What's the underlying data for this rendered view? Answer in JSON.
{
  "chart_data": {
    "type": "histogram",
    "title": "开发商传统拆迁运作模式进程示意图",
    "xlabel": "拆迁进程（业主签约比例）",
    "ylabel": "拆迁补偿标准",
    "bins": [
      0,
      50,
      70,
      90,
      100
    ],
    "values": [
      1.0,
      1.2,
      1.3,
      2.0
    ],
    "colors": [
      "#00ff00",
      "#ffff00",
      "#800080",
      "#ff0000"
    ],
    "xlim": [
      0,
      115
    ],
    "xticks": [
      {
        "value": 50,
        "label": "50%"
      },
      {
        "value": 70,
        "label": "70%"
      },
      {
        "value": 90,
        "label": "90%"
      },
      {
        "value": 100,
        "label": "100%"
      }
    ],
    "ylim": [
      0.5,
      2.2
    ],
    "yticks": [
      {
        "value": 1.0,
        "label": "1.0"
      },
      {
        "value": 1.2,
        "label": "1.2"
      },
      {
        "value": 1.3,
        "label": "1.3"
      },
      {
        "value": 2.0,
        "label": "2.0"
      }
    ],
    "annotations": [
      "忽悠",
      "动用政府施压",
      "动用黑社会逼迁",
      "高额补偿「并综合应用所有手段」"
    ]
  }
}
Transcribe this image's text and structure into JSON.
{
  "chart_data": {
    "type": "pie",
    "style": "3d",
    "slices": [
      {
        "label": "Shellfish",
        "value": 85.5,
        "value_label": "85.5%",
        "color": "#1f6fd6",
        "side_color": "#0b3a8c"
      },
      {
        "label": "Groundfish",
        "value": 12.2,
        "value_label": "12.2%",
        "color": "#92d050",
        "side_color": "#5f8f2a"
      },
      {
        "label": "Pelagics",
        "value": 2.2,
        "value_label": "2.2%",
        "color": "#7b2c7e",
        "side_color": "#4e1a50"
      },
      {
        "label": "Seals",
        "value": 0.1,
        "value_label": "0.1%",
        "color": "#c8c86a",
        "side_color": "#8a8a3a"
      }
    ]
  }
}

----------

Go through the records and print each one exactly.

What's the underlying data for this rendered view? Answer in JSON.
{
  "chart_data": {
    "type": "histogram",
    "title": "开发商传统拆迁运作模式进程示意图",
    "xlabel": "拆迁进程（业主签约比例）",
    "ylabel": "拆迁补偿标准",
    "bins": [
      0,
      50,
      70,
      90,
      100
    ],
    "values": [
      1.0,
      1.2,
      1.3,
      2.0
    ],
    "colors": [
      "#00ff00",
      "#ffff00",
      "#800080",
      "#ff0000"
    ],
    "xlim": [
      0,
      115
    ],
    "xticks": [
      {
        "value": 50,
        "label": "50%"
      },
      {
        "value": 70,
        "label": "70%"
      },
      {
        "value": 90,
        "label": "90%"
      },
      {
        "value": 100,
        "label": "100%"
      }
    ],
    "ylim": [
      0.5,
      2.2
    ],
    "yticks": [
      {
        "value": 1.0,
        "label": "1.0"
      },
      {
        "value": 1.2,
        "label": "1.2"
      },
      {
        "value": 1.3,
        "label": "1.3"
      },
      {
        "value": 2.0,
        "label": "2.0"
      }
    ],
    "annotations": [
      "忽悠",
      "动用政府施压",
      "动用黑社会逼迁",
      "高额补偿「并综合应用所有手段」"
    ]
  }
}
Transcribe this image's text and structure into JSON.
{
  "chart_data": {
    "type": "pie",
    "style": "3d",
    "slices": [
      {
        "label": "Shellfish",
        "value": 85.5,
        "value_label": "85.5%",
        "color": "#1f6fd6",
        "side_color": "#0b3a8c"
      },
      {
        "label": "Groundfish",
        "value": 12.2,
        "value_label": "12.2%",
        "color": "#92d050",
        "side_color": "#5f8f2a"
      },
      {
        "label": "Pelagics",
        "value": 2.2,
        "value_label": "2.2%",
        "color": "#7b2c7e",
        "side_color": "#4e1a50"
      },
      {
        "label": "Seals",
        "value": 0.1,
        "value_label": "0.1%",
        "color": "#c8c86a",
        "side_color": "#8a8a3a"
      }
    ]
  }
}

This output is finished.